── RECORDS TO PROCESS ──

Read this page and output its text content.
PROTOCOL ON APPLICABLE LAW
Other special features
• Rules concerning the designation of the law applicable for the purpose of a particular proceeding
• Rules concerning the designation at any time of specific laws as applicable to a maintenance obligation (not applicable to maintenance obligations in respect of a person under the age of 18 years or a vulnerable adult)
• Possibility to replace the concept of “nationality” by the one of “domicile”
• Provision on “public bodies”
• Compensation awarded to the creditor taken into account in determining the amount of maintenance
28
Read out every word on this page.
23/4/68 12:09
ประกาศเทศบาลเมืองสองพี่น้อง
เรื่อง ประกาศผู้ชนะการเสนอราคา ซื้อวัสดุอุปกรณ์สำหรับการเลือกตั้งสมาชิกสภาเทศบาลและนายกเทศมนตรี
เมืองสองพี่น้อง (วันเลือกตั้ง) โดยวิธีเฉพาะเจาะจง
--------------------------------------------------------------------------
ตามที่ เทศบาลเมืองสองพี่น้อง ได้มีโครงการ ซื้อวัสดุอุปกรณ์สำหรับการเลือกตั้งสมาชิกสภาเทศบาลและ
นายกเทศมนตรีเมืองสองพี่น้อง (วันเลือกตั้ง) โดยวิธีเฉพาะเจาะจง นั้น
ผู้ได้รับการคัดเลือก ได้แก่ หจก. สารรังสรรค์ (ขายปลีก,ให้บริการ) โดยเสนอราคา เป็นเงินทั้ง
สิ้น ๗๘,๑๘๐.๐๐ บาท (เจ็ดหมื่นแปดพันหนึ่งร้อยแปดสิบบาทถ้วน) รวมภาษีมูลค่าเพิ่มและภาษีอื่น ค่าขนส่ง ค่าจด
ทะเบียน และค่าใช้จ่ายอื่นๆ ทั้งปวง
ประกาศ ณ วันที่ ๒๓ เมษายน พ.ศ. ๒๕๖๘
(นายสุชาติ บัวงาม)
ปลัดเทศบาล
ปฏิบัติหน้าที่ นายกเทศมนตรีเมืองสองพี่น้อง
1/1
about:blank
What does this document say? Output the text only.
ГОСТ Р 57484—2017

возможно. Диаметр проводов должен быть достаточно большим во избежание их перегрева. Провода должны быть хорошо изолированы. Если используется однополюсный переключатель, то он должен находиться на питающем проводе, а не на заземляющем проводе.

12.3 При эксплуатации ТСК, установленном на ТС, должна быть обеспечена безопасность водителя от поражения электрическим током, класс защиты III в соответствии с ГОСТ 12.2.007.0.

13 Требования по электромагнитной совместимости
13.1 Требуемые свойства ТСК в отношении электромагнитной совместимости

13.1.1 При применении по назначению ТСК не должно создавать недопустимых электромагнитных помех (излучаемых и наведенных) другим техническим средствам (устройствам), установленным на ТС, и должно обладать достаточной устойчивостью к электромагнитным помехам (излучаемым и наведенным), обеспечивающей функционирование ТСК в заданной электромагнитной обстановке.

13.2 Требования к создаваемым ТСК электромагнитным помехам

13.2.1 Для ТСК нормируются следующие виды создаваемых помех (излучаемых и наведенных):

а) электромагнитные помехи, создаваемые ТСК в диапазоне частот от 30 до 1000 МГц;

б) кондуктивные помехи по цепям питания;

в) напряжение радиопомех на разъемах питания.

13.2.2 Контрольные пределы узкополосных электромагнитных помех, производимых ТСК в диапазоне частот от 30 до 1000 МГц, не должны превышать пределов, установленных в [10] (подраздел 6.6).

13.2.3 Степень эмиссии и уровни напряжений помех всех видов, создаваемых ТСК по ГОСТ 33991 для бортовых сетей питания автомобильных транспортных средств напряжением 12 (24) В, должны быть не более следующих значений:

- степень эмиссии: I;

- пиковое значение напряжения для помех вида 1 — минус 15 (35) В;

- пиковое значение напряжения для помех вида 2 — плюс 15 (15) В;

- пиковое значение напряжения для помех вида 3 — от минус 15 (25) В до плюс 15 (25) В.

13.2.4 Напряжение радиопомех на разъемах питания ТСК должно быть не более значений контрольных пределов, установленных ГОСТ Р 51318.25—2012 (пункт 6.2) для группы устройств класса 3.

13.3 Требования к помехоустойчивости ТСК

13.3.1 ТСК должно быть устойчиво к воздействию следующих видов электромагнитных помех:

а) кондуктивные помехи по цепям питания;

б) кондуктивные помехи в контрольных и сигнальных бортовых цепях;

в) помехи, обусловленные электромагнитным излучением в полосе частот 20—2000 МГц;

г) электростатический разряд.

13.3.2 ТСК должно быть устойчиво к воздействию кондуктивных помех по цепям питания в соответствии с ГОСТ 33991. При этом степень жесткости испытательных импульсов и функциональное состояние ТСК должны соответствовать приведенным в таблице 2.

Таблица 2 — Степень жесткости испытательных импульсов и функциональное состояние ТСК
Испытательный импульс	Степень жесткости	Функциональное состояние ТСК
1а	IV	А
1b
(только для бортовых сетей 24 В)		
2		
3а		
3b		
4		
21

───

» INSTRUCTION: In the entries above, how many lines hold the word "создаваемых"? State the number and nothing else.

» EXERCISE SOLUTION: 2